### WHAT TO DO
Every line below that contains "ffffff" is to be copied.

start DATA SUPPLIED

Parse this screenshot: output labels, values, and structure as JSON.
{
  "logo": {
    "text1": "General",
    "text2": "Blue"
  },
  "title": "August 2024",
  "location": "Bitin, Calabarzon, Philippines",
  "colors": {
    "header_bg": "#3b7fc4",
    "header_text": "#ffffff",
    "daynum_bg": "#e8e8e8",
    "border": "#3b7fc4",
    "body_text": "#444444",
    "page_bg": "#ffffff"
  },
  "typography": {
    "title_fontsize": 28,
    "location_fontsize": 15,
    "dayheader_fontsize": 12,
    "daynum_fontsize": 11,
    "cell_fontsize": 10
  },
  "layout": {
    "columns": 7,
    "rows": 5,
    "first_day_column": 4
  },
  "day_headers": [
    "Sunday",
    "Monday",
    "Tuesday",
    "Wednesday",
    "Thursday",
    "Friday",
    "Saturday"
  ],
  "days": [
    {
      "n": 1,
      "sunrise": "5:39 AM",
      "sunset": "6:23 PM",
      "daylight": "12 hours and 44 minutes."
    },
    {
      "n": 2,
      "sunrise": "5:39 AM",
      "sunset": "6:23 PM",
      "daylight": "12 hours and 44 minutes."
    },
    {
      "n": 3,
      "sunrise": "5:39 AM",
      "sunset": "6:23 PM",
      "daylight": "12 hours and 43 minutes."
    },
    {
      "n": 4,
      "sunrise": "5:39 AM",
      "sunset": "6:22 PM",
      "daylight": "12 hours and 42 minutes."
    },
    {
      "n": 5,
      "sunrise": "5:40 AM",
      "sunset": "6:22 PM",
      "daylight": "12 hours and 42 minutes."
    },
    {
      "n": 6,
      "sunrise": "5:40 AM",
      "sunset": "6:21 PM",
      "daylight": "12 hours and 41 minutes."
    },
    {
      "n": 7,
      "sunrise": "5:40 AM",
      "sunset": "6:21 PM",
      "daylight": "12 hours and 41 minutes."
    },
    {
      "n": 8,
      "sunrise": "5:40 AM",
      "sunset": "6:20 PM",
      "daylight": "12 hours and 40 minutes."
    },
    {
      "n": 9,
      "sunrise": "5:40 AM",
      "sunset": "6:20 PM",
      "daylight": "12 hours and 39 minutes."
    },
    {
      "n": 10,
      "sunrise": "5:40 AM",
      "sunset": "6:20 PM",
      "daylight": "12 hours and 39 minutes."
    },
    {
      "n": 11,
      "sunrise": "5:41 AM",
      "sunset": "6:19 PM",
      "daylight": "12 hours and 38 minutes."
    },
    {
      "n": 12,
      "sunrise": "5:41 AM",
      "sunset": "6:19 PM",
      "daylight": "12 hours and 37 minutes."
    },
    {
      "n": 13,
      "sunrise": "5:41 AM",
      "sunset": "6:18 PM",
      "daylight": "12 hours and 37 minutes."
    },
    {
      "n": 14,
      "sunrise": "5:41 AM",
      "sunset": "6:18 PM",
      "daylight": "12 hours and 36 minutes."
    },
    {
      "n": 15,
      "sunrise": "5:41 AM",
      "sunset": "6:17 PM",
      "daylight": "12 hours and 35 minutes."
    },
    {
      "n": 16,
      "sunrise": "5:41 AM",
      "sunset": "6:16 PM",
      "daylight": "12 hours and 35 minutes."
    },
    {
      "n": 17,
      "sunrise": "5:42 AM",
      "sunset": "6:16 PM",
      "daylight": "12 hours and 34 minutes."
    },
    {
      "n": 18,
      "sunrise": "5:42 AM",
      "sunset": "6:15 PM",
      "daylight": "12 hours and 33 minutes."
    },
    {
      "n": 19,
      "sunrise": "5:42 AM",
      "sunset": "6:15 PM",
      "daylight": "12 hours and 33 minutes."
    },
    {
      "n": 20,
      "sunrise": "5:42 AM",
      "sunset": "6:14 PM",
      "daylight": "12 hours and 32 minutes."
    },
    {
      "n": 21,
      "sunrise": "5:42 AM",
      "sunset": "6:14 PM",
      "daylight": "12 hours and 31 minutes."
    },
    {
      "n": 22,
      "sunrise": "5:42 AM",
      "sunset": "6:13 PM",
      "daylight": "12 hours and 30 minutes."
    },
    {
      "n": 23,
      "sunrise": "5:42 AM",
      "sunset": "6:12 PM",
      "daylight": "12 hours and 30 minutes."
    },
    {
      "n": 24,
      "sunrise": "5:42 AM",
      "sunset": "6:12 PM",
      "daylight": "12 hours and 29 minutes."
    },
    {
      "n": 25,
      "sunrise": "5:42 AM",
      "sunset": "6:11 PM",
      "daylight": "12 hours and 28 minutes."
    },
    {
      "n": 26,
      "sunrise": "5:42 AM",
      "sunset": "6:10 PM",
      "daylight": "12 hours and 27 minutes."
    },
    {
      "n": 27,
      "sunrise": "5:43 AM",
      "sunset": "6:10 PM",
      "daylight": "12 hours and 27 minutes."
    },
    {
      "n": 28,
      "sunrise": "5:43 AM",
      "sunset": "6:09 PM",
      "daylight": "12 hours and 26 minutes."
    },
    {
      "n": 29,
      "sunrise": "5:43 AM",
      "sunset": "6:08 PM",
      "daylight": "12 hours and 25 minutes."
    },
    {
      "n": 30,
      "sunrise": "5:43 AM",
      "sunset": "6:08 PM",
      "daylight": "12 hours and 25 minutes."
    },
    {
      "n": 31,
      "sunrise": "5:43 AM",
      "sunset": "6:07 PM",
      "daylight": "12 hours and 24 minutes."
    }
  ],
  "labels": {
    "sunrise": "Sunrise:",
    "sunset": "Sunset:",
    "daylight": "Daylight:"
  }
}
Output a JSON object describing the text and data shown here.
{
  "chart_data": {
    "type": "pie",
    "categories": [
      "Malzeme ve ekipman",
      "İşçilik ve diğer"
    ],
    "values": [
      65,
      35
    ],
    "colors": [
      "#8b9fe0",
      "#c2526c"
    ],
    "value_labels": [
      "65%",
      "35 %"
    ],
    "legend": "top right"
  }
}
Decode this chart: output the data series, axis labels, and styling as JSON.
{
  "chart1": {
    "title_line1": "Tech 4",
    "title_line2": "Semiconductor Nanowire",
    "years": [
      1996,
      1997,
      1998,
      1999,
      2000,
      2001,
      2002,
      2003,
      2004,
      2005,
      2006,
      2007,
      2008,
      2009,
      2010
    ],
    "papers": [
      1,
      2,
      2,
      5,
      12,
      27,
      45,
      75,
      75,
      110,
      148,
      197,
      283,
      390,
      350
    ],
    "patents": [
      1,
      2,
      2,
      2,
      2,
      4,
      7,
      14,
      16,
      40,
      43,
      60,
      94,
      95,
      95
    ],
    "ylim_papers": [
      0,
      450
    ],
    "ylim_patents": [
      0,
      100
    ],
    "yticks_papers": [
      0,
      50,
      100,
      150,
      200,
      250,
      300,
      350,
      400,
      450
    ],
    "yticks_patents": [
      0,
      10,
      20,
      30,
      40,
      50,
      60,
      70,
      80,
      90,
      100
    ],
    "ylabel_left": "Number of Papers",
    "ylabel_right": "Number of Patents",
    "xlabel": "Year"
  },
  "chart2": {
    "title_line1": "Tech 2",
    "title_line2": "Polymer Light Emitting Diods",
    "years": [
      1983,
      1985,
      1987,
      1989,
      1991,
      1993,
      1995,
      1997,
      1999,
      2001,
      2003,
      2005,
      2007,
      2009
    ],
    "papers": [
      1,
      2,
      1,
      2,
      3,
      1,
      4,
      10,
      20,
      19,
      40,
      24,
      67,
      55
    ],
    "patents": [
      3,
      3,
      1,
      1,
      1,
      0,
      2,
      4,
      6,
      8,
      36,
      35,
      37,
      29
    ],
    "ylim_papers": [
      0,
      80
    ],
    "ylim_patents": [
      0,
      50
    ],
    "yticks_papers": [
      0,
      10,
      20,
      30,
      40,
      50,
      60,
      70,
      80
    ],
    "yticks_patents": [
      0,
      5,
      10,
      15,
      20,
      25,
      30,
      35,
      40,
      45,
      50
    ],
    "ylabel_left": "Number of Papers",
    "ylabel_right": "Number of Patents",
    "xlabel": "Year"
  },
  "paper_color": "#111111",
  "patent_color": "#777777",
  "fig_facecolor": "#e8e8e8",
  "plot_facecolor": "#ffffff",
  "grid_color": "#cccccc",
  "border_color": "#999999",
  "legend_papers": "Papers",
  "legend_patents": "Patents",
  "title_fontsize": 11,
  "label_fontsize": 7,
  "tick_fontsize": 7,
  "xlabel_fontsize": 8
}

end DATA SUPPLIED

### RESPONSE TO THIS EXERCISE
    "header_text": "#ffffff",
    "page_bg": "#ffffff"
  "plot_facecolor": "#ffffff",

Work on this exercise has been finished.